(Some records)

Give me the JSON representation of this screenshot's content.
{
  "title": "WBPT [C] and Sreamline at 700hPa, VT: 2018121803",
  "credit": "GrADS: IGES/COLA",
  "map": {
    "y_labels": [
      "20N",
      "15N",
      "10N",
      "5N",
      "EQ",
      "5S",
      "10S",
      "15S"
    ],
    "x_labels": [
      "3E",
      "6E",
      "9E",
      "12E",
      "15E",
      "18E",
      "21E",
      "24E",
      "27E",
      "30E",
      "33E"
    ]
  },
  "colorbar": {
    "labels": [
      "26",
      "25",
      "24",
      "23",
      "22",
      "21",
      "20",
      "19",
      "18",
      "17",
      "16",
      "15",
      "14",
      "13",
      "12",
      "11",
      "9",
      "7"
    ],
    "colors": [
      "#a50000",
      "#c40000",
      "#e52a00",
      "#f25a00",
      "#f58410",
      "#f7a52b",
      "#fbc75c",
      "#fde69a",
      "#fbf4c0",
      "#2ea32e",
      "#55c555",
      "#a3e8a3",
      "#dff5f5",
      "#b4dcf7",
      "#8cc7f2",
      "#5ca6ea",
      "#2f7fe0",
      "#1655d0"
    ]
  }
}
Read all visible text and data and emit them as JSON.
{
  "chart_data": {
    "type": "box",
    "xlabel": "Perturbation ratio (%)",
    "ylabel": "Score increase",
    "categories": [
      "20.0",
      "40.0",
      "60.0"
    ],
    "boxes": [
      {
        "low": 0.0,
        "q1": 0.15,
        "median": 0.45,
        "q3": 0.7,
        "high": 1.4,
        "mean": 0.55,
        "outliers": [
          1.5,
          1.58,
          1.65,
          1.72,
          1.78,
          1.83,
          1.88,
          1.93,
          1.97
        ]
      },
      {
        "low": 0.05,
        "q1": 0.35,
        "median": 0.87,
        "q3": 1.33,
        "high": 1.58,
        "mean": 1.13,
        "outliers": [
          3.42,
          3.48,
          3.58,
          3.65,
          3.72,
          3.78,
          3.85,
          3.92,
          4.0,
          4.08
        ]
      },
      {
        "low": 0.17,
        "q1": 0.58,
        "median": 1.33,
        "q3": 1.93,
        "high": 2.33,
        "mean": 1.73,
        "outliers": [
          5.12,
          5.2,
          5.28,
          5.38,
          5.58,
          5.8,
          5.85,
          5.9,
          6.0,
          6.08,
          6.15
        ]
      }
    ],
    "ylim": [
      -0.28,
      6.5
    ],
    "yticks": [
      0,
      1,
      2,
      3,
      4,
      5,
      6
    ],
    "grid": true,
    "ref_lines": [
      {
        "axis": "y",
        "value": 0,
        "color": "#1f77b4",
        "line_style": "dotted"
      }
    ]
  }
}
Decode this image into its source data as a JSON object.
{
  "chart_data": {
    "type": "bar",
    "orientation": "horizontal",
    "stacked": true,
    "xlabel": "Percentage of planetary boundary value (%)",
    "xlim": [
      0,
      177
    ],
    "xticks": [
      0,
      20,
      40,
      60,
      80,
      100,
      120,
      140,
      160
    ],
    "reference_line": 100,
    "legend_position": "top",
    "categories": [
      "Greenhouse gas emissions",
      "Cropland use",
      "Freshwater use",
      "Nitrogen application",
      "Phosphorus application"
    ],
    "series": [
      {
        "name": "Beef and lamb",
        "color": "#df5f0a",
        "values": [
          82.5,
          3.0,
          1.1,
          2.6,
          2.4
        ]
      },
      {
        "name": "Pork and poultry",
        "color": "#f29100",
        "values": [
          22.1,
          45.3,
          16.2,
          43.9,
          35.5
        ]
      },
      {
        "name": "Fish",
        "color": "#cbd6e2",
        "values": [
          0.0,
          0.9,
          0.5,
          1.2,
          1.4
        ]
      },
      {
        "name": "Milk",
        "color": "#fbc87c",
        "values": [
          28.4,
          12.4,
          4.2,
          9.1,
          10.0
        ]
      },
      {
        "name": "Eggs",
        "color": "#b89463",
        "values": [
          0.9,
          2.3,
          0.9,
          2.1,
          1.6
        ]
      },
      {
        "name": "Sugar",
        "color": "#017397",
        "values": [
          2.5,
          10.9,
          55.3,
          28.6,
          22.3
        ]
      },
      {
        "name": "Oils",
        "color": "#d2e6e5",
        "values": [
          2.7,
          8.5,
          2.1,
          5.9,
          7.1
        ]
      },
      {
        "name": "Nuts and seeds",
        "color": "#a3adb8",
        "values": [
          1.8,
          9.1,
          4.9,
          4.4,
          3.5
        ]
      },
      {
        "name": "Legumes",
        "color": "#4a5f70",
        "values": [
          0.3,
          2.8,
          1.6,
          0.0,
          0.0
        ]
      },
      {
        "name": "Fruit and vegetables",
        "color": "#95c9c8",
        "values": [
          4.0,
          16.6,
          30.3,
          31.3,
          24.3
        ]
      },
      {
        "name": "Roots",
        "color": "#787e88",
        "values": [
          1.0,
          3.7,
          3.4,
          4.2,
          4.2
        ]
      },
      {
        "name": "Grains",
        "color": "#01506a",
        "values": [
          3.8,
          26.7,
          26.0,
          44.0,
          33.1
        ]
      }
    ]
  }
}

● **Set exercise**
Some lines of the data may hold the word "this". Say how many do, with nothing else.

● **Exercise response**
2